→ **Extract provided**
◇ ◇ ◇ ◇ ◇

= List of ambassadors of the United Kingdom to Zimbabwe =

The ambassador of the United Kingdom to the Republic of Zimbabwe is the United Kingdom's foremost diplomatic representative in Zimbabwe, and head of the UK's diplomatic mission in Harare.

The embassy dates back to the establishment of a high commission in Salisbury, Southern Rhodesia, to the Federation of Rhodesia and Nyasaland from 1955 to 1963, and to Southern Rhodesia again following the end of the Federation from 1963. The high commission was withdrawn on 12 November 1965, following the Unilateral Declaration of Independence of Rhodesia the previous day. Zimbabwe became an independent nation in 1980 following the Lancaster House Agreement on 21 December 1979. Initially, Zimbabwe was a member of the Commonwealth of Nations so the UK's diplomatic representatives were high commissioners. Zimbabwe withdrew from the Commonwealth in 2003 and since then the UK's representatives have been ambassadors.

Emmerson Mnangagwa, the president of Zimbabwe has stated that Zimbabwe will seek a return to its membership of the Commonwealth during 2018, following in the footsteps of The Gambia, which returned to its status as a republic in the Commonwealth of Nations on 8 February 2018. If this does occur, then the UK's head of mission in Zimbabwe will again be a high commissioner.

==List of heads of mission==

===High commissioners===
====Federation of Rhodesia and Nyasaland====

- 1955–1961: Maurice Rupert Metcalf
- 1961–1963: Lord Alport
- 1963–1963: John Baines Johnston

====Southern Rhodesia====

- 1963–1965: John Baines Johnston

====Zimbabwe====

- 1980–1983: Robin Byatt
- 1983–1985: Sir Martin Ewans
- 1985–1989: Sir Ramsay Melhuish
- 1989–1992: Sir Keiran Prendergast
- 1992–1995: Sir Richard Dales
- 1995–1998: Martin Williams
- 1998–2001: Peter Longworth
- 2001–2003: Sir Brian Donnelly

===Ambassadors to Zimbabwe===

- 2003–2004: Sir Brian Donnelly
- 2004–2006: Roderick Pullen
- 2006–2009: Andrew Pocock
- 2009–2011: Mark Canning
- 2011–2014: Deborah Bronnert
- 2014–2018: Catriona Laing
- 2019–2023: Melanie Robinson
- 2023–2026: Peter Vowles

- 2026–present: Gill Lever

==Controversy==

Ambassador Pocock, along with other foreign diplomats, was seized and threatened by Zimbabwe police briefly on 13 May 2008 while they tried to investigate violence against Zimbabwe's rural population since the March 2008 elections.

◇ ◇ ◇ ◇ ◇

Page layout parsing data
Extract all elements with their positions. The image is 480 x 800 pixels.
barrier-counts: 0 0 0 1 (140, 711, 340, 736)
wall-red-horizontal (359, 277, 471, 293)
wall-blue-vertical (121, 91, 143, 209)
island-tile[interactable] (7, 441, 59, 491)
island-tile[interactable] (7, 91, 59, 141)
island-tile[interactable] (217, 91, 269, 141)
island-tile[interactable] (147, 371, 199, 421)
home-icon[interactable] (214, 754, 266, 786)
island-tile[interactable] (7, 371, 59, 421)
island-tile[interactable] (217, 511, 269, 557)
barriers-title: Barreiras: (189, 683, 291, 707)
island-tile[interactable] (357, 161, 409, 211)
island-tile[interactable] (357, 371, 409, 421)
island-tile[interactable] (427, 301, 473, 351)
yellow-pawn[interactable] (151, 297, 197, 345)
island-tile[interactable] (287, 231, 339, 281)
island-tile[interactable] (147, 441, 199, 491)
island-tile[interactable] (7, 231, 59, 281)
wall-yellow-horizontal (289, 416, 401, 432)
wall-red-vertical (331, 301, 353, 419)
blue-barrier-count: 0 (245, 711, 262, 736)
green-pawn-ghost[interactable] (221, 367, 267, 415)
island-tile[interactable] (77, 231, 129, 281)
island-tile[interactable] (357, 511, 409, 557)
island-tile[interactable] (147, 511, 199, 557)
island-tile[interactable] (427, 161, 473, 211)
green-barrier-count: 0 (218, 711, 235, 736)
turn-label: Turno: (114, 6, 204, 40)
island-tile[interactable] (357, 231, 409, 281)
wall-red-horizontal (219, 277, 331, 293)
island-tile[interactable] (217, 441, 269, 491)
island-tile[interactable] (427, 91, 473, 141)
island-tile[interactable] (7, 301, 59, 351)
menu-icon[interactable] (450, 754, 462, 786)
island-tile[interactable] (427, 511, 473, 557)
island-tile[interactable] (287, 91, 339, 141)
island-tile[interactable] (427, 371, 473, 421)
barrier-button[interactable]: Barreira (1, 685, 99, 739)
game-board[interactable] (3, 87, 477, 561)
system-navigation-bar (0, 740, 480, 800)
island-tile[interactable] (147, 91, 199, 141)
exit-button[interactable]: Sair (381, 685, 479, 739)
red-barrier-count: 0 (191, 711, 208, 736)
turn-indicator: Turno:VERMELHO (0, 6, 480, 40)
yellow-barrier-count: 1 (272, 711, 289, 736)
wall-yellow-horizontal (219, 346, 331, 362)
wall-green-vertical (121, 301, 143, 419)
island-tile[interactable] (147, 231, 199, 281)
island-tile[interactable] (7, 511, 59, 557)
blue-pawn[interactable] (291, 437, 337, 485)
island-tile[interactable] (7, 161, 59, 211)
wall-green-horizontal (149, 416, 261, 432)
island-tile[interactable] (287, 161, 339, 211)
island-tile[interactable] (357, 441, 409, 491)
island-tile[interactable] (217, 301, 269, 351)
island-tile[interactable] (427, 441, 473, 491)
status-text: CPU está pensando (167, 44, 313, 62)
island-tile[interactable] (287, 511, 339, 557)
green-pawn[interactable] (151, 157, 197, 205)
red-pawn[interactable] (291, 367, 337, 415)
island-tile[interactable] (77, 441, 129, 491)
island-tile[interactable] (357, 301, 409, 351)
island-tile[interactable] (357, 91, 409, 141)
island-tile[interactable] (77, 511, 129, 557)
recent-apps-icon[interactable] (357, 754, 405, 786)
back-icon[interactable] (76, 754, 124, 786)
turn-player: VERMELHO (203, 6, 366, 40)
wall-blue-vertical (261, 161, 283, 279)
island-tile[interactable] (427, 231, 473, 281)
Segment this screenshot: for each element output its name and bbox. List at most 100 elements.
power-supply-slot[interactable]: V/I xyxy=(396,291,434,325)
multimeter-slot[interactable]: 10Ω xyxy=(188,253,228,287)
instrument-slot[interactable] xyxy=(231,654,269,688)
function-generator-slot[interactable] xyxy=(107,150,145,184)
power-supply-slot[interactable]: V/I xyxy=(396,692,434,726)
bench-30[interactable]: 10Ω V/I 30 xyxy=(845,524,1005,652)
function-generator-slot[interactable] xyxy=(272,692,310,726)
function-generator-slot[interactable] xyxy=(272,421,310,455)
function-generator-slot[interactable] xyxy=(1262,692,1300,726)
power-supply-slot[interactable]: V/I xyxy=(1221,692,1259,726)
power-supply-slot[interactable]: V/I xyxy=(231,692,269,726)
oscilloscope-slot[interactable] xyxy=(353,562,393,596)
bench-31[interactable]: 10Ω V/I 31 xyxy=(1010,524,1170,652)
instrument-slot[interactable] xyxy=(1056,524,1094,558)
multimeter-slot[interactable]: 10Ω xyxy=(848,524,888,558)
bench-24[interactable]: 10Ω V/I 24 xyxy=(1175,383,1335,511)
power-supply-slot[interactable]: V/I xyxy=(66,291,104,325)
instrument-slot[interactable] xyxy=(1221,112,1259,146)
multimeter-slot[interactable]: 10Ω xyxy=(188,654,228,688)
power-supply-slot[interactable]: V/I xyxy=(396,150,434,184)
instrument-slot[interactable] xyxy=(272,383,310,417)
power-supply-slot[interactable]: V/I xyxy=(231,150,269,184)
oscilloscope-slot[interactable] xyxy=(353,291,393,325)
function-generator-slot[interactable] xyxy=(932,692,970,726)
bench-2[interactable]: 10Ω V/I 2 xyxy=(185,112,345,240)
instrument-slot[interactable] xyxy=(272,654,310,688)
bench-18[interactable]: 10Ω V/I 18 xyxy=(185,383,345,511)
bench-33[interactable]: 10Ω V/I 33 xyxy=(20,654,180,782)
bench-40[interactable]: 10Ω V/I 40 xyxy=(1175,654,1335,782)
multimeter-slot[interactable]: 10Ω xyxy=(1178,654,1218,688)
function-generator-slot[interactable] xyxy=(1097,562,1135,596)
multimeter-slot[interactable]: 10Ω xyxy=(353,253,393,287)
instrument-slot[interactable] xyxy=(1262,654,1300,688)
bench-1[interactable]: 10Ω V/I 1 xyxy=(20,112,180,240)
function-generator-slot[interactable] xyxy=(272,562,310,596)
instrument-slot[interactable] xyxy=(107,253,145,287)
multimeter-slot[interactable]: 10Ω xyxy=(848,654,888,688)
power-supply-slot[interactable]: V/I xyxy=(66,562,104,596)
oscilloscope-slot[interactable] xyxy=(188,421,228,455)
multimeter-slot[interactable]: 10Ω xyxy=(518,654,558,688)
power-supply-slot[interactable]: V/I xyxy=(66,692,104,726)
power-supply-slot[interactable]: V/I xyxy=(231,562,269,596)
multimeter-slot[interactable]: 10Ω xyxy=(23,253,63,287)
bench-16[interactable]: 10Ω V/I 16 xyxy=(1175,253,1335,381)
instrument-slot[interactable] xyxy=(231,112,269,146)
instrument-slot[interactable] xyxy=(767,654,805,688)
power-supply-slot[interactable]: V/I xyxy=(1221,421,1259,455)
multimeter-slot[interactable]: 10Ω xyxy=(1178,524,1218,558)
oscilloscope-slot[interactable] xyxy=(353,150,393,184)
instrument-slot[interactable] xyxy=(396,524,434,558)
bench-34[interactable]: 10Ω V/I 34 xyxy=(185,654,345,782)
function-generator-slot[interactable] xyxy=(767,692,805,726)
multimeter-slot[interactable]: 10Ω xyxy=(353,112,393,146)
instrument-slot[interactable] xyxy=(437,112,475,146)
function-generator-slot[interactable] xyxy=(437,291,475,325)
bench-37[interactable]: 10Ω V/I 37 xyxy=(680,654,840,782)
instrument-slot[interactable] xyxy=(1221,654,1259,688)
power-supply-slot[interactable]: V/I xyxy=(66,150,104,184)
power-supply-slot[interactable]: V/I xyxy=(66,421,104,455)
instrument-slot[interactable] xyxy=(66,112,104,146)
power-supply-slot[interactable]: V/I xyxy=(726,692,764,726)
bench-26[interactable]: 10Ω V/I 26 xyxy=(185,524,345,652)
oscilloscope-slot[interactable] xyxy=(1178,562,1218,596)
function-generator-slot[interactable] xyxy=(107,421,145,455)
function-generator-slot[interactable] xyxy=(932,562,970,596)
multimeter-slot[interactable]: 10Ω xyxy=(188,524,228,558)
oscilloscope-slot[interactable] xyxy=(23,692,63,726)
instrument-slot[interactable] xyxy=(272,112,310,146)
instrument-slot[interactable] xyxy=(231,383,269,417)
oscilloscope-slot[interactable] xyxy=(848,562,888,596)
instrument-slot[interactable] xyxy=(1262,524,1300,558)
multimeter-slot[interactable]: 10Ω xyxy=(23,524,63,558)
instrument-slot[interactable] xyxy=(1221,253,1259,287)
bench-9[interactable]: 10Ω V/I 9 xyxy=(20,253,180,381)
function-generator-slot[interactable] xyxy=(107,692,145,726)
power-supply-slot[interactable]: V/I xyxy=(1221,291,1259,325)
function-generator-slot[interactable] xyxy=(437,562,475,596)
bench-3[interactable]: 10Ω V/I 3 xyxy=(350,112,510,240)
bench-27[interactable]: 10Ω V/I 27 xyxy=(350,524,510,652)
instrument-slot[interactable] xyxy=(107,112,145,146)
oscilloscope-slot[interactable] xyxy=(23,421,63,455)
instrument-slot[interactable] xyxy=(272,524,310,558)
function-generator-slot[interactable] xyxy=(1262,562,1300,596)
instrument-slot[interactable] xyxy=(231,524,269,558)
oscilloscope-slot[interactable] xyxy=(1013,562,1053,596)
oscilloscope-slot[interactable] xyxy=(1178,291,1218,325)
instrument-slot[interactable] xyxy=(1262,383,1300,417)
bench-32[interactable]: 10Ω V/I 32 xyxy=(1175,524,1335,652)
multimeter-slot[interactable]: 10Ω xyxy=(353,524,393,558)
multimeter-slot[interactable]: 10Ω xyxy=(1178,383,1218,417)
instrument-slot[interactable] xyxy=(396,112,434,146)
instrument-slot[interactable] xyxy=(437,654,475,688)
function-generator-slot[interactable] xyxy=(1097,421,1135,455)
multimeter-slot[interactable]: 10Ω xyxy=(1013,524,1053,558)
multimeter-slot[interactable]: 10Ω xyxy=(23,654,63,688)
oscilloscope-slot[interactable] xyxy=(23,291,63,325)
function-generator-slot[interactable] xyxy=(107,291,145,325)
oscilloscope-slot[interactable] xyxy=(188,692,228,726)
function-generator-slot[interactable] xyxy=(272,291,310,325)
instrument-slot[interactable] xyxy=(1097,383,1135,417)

◇ ◇ ◇ ◇ ◇

→ **Work instruction 1**
Answer these questions from the list of UK ambassadors to Zimbabwe:
(a) On what date was the high commission withdrawn?
(b) In what year did Zimbabwe withdraw from the Commonwealth?
(c) On what date was Ambassador Pocock seized by Zimbabwe police?
→ **Work instruction 2**
Who are all the high commissioners listed under the "Zimbabwe" heading in the list of UK ambassadors to Zimbabwe?
→ **Work instruction 3**
Do these statements agree with the list of UK ambassadors to Zimbabwe?
(a) The Gambia returned to the Commonwealth of Nations on 8 February 2018.
(b) John Baines Johnston was high commissioner to Southern Rhodesia from 1963 to 1965.
(c) The Lancaster House Agreement was dated 21 December 1980.

→ **Task response 1**
(a) 12 November 1965
(b) 2003
(c) 13 May 2008

→ **Task response 2**
Robin Byatt, Sir Martin Ewans, Sir Ramsay Melhuish, Sir Keiran Prendergast, Sir Richard Dales, Martin Williams, Peter Longworth, Sir Brian Donnelly

→ **Task response 3**
(a) Yes: "which returned to its status as a republic in the Commonwealth of Nations on 8 February 2018"
(b) Yes: "1963–1965: John Baines Johnston"
(c) No: "following the Lancaster House Agreement on 21 December 1979"